• Data rows
━━━

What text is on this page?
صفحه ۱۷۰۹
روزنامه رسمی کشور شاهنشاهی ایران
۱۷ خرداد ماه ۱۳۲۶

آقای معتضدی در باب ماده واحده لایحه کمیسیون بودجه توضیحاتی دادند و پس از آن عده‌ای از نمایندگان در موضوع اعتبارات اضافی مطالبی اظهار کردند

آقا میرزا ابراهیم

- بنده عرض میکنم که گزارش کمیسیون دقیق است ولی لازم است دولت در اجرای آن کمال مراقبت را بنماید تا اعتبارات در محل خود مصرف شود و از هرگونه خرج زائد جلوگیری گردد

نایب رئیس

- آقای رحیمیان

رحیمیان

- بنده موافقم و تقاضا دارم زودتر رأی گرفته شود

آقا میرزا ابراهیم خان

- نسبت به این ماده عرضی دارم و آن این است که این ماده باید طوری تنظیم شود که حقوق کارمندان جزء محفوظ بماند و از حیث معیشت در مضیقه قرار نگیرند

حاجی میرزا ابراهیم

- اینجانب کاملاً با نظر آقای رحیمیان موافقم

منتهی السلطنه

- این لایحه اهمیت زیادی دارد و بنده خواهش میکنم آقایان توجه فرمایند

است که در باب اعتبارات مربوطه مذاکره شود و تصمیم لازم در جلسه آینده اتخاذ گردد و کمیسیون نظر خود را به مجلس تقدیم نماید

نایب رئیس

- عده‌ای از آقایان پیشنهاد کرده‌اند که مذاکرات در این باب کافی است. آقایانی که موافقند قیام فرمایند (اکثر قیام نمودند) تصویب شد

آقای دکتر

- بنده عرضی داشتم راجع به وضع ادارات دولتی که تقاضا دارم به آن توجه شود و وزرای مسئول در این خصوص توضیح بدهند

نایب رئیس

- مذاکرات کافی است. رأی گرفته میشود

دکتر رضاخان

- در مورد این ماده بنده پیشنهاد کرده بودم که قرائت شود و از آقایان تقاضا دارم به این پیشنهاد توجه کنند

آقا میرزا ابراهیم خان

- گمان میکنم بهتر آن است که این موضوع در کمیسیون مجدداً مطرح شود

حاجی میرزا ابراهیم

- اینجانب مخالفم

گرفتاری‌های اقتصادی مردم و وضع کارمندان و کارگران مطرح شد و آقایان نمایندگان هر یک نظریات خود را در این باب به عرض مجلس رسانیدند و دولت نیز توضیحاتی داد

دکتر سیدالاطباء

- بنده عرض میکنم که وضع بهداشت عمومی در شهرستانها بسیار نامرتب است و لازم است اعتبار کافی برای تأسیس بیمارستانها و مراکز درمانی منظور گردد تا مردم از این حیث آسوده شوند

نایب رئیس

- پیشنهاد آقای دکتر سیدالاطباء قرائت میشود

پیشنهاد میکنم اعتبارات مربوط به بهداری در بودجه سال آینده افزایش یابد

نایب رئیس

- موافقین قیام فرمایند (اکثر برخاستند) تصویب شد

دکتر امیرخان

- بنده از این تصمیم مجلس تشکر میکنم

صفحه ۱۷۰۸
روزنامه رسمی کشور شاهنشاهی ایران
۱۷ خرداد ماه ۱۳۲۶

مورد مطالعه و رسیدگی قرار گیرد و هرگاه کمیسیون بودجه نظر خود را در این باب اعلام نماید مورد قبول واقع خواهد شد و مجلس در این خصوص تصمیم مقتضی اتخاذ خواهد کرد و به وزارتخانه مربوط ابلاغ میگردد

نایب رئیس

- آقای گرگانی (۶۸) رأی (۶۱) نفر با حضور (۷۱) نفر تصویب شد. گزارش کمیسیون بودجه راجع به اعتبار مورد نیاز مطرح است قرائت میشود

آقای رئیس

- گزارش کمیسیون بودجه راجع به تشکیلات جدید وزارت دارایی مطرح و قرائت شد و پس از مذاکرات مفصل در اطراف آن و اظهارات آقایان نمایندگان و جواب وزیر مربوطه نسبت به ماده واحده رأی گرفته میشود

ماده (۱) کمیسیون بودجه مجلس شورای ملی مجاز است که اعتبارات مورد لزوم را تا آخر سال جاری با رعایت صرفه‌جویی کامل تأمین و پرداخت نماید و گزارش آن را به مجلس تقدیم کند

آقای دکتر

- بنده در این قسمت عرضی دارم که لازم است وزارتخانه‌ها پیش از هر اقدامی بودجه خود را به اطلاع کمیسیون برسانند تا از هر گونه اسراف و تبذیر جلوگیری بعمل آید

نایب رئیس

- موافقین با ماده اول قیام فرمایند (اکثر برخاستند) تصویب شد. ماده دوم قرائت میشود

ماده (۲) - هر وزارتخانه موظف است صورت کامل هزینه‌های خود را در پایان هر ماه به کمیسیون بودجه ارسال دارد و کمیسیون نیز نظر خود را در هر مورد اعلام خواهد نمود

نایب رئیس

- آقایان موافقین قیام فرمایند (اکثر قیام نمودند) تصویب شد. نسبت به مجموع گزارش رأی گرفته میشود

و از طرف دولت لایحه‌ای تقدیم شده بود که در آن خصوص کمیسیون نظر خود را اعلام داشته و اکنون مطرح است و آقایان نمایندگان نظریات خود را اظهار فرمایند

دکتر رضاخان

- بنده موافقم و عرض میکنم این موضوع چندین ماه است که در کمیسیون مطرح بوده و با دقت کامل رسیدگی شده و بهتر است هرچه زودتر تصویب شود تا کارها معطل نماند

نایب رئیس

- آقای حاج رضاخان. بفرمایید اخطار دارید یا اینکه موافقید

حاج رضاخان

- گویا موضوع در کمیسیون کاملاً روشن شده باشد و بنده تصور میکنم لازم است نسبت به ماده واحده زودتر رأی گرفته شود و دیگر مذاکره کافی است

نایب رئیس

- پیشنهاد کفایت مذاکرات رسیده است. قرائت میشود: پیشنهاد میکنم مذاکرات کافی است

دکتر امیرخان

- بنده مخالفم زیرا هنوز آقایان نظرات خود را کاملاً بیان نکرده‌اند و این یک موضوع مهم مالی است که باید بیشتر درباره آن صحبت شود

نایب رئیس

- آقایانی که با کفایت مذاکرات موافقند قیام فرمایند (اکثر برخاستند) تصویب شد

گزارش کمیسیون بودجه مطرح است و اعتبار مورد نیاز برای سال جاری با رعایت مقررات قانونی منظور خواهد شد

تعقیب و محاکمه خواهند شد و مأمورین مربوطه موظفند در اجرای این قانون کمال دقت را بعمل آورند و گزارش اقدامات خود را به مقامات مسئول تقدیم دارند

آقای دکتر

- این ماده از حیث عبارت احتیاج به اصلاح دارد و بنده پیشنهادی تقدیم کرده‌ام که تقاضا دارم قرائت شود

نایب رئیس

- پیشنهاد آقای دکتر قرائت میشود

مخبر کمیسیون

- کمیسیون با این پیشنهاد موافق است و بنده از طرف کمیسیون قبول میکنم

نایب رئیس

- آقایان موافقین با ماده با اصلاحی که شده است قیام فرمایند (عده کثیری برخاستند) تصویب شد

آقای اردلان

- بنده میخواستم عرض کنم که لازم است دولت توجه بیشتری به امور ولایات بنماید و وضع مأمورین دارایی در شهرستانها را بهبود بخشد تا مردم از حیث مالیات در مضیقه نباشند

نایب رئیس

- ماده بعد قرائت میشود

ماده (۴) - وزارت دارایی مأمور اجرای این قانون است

━━━

• Challenge
Print the material verbatim, all of it.

• Reply to the task
What text is on this page?
صفحه ۱۷۰۹
روزنامه رسمی کشور شاهنشاهی ایران
۱۷ خرداد ماه ۱۳۲۶

آقای معتضدی در باب ماده واحده لایحه کمیسیون بودجه توضیحاتی دادند و پس از آن عده‌ای از نمایندگان در موضوع اعتبارات اضافی مطالبی اظهار کردند

آقا میرزا ابراهیم

- بنده عرض میکنم که گزارش کمیسیون دقیق است ولی لازم است دولت در اجرای آن کمال مراقبت را بنماید تا اعتبارات در محل خود مصرف شود و از هرگونه خرج زائد جلوگیری گردد

نایب رئیس

- آقای رحیمیان

رحیمیان

- بنده موافقم و تقاضا دارم زودتر رأی گرفته شود

آقا میرزا ابراهیم خان

- نسبت به این ماده عرضی دارم و آن این است که این ماده باید طوری تنظیم شود که حقوق کارمندان جزء محفوظ بماند و از حیث معیشت در مضیقه قرار نگیرند

حاجی میرزا ابراهیم

- اینجانب کاملاً با نظر آقای رحیمیان موافقم

منتهی السلطنه

- این لایحه اهمیت زیادی دارد و بنده خواهش میکنم آقایان توجه فرمایند

است که در باب اعتبارات مربوطه مذاکره شود و تصمیم لازم در جلسه آینده اتخاذ گردد و کمیسیون نظر خود را به مجلس تقدیم نماید

نایب رئیس

- عده‌ای از آقایان پیشنهاد کرده‌اند که مذاکرات در این باب کافی است. آقایانی که موافقند قیام فرمایند (اکثر قیام نمودند) تصویب شد

آقای دکتر

- بنده عرضی داشتم راجع به وضع ادارات دولتی که تقاضا دارم به آن توجه شود و وزرای مسئول در این خصوص توضیح بدهند

نایب رئیس

- مذاکرات کافی است. رأی گرفته میشود

دکتر رضاخان

- در مورد این ماده بنده پیشنهاد کرده بودم که قرائت شود و از آقایان تقاضا دارم به این پیشنهاد توجه کنند

آقا میرزا ابراهیم خان

- گمان میکنم بهتر آن است که این موضوع در کمیسیون مجدداً مطرح شود

حاجی میرزا ابراهیم

- اینجانب مخالفم

گرفتاری‌های اقتصادی مردم و وضع کارمندان و کارگران مطرح شد و آقایان نمایندگان هر یک نظریات خود را در این باب به عرض مجلس رسانیدند و دولت نیز توضیحاتی داد

دکتر سیدالاطباء

- بنده عرض میکنم که وضع بهداشت عمومی در شهرستانها بسیار نامرتب است و لازم است اعتبار کافی برای تأسیس بیمارستانها و مراکز درمانی منظور گردد تا مردم از این حیث آسوده شوند

نایب رئیس

- پیشنهاد آقای دکتر سیدالاطباء قرائت میشود

پیشنهاد میکنم اعتبارات مربوط به بهداری در بودجه سال آینده افزایش یابد

نایب رئیس

- موافقین قیام فرمایند (اکثر برخاستند) تصویب شد

دکتر امیرخان

- بنده از این تصمیم مجلس تشکر میکنم

صفحه ۱۷۰۸
روزنامه رسمی کشور شاهنشاهی ایران
۱۷ خرداد ماه ۱۳۲۶

مورد مطالعه و رسیدگی قرار گیرد و هرگاه کمیسیون بودجه نظر خود را در این باب اعلام نماید مورد قبول واقع خواهد شد و مجلس در این خصوص تصمیم مقتضی اتخاذ خواهد کرد و به وزارتخانه مربوط ابلاغ میگردد

نایب رئیس

- آقای گرگانی (۶۸) رأی (۶۱) نفر با حضور (۷۱) نفر تصویب شد. گزارش کمیسیون بودجه راجع به اعتبار مورد نیاز مطرح است قرائت میشود

آقای رئیس

- گزارش کمیسیون بودجه راجع به تشکیلات جدید وزارت دارایی مطرح و قرائت شد و پس از مذاکرات مفصل در اطراف آن و اظهارات آقایان نمایندگان و جواب وزیر مربوطه نسبت به ماده واحده رأی گرفته میشود

ماده (۱) کمیسیون بودجه مجلس شورای ملی مجاز است که اعتبارات مورد لزوم را تا آخر سال جاری با رعایت صرفه‌جویی کامل تأمین و پرداخت نماید و گزارش آن را به مجلس تقدیم کند

آقای دکتر

- بنده در این قسمت عرضی دارم که لازم است وزارتخانه‌ها پیش از هر اقدامی بودجه خود را به اطلاع کمیسیون برسانند تا از هر گونه اسراف و تبذیر جلوگیری بعمل آید

نایب رئیس

- موافقین با ماده اول قیام فرمایند (اکثر برخاستند) تصویب شد. ماده دوم قرائت میشود

ماده (۲) - هر وزارتخانه موظف است صورت کامل هزینه‌های خود را در پایان هر ماه به کمیسیون بودجه ارسال دارد و کمیسیون نیز نظر خود را در هر مورد اعلام خواهد نمود

نایب رئیس

- آقایان موافقین قیام فرمایند (اکثر قیام نمودند) تصویب شد. نسبت به مجموع گزارش رأی گرفته میشود

و از طرف دولت لایحه‌ای تقدیم شده بود که در آن خصوص کمیسیون نظر خود را اعلام داشته و اکنون مطرح است و آقایان نمایندگان نظریات خود را اظهار فرمایند

دکتر رضاخان

- بنده موافقم و عرض میکنم این موضوع چندین ماه است که در کمیسیون مطرح بوده و با دقت کامل رسیدگی شده و بهتر است هرچه زودتر تصویب شود تا کارها معطل نماند

نایب رئیس

- آقای حاج رضاخان. بفرمایید اخطار دارید یا اینکه موافقید

حاج رضاخان

- گویا موضوع در کمیسیون کاملاً روشن شده باشد و بنده تصور میکنم لازم است نسبت به ماده واحده زودتر رأی گرفته شود و دیگر مذاکره کافی است

نایب رئیس

- پیشنهاد کفایت مذاکرات رسیده است. قرائت میشود: پیشنهاد میکنم مذاکرات کافی است

دکتر امیرخان

- بنده مخالفم زیرا هنوز آقایان نظرات خود را کاملاً بیان نکرده‌اند و این یک موضوع مهم مالی است که باید بیشتر درباره آن صحبت شود

نایب رئیس

- آقایانی که با کفایت مذاکرات موافقند قیام فرمایند (اکثر برخاستند) تصویب شد

گزارش کمیسیون بودجه مطرح است و اعتبار مورد نیاز برای سال جاری با رعایت مقررات قانونی منظور خواهد شد

تعقیب و محاکمه خواهند شد و مأمورین مربوطه موظفند در اجرای این قانون کمال دقت را بعمل آورند و گزارش اقدامات خود را به مقامات مسئول تقدیم دارند

آقای دکتر

- این ماده از حیث عبارت احتیاج به اصلاح دارد و بنده پیشنهادی تقدیم کرده‌ام که تقاضا دارم قرائت شود

نایب رئیس

- پیشنهاد آقای دکتر قرائت میشود

مخبر کمیسیون

- کمیسیون با این پیشنهاد موافق است و بنده از طرف کمیسیون قبول میکنم

نایب رئیس

- آقایان موافقین با ماده با اصلاحی که شده است قیام فرمایند (عده کثیری برخاستند) تصویب شد

آقای اردلان

- بنده میخواستم عرض کنم که لازم است دولت توجه بیشتری به امور ولایات بنماید و وضع مأمورین دارایی در شهرستانها را بهبود بخشد تا مردم از حیث مالیات در مضیقه نباشند

نایب رئیس

- ماده بعد قرائت میشود

ماده (۴) - وزارت دارایی مأمور اجرای این قانون است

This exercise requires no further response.